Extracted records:
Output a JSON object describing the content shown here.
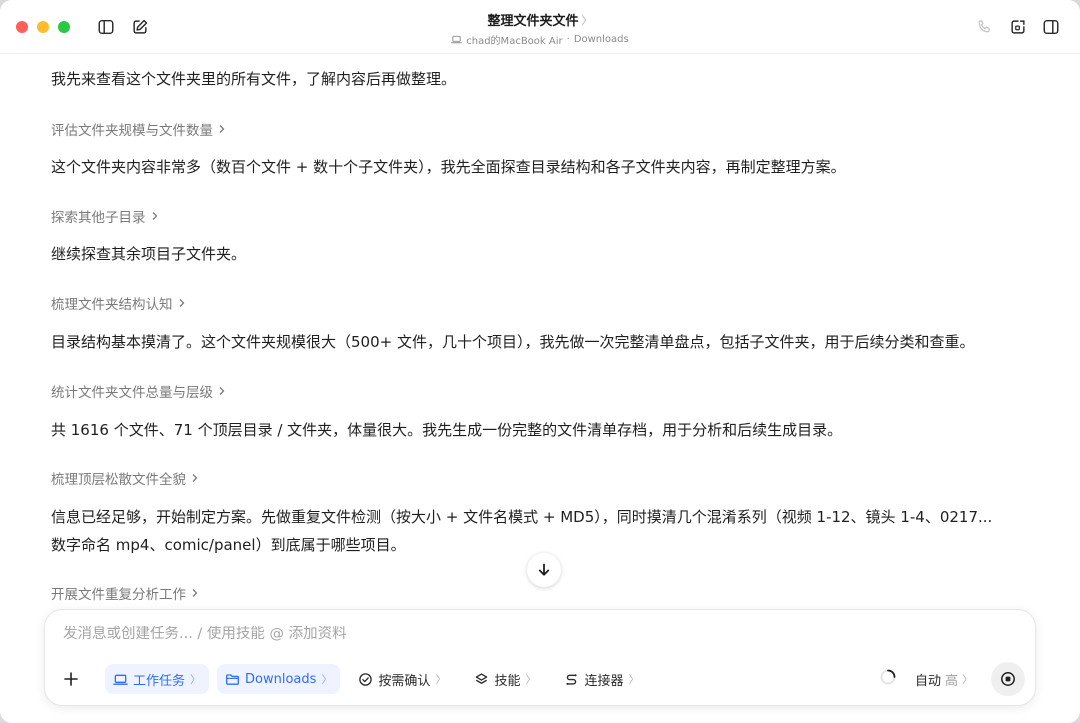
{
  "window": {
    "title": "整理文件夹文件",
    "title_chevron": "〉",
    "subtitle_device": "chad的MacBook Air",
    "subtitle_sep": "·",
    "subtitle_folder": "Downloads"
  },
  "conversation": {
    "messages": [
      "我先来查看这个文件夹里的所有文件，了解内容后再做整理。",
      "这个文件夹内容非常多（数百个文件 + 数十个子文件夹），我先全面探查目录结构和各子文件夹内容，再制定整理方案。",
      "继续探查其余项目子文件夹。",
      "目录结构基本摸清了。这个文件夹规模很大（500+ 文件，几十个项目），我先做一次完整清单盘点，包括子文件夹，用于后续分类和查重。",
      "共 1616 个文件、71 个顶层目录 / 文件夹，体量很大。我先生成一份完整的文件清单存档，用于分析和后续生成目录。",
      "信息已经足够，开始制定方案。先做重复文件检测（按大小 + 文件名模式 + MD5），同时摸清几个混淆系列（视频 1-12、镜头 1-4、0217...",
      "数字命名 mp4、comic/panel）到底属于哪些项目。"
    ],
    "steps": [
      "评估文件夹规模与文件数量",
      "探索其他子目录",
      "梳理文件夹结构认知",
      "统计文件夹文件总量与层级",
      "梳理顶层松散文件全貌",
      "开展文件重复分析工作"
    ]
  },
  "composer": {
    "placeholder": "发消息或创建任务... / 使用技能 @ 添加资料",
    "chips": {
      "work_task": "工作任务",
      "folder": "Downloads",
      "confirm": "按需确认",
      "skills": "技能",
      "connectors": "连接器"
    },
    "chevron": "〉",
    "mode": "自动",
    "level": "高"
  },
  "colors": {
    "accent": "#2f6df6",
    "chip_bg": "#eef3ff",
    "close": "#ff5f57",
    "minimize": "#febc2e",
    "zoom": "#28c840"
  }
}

- WORK TO DO
Write out the data precisely as given, excluding the pictures.

- EXERCISE RESPONSE
Output a JSON object describing the content shown here.
{
  "window": {
    "title": "整理文件夹文件",
    "title_chevron": "〉",
    "subtitle_device": "chad的MacBook Air",
    "subtitle_sep": "·",
    "subtitle_folder": "Downloads"
  },
  "conversation": {
    "messages": [
      "我先来查看这个文件夹里的所有文件，了解内容后再做整理。",
      "这个文件夹内容非常多（数百个文件 + 数十个子文件夹），我先全面探查目录结构和各子文件夹内容，再制定整理方案。",
      "继续探查其余项目子文件夹。",
      "目录结构基本摸清了。这个文件夹规模很大（500+ 文件，几十个项目），我先做一次完整清单盘点，包括子文件夹，用于后续分类和查重。",
      "共 1616 个文件、71 个顶层目录 / 文件夹，体量很大。我先生成一份完整的文件清单存档，用于分析和后续生成目录。",
      "信息已经足够，开始制定方案。先做重复文件检测（按大小 + 文件名模式 + MD5），同时摸清几个混淆系列（视频 1-12、镜头 1-4、0217...",
      "数字命名 mp4、comic/panel）到底属于哪些项目。"
    ],
    "steps": [
      "评估文件夹规模与文件数量",
      "探索其他子目录",
      "梳理文件夹结构认知",
      "统计文件夹文件总量与层级",
      "梳理顶层松散文件全貌",
      "开展文件重复分析工作"
    ]
  },
  "composer": {
    "placeholder": "发消息或创建任务... / 使用技能 @ 添加资料",
    "chips": {
      "work_task": "工作任务",
      "folder": "Downloads",
      "confirm": "按需确认",
      "skills": "技能",
      "connectors": "连接器"
    },
    "chevron": "〉",
    "mode": "自动",
    "level": "高"
  },
  "colors": {
    "accent": "#2f6df6",
    "chip_bg": "#eef3ff",
    "close": "#ff5f57",
    "minimize": "#febc2e",
    "zoom": "#28c840"
  }
}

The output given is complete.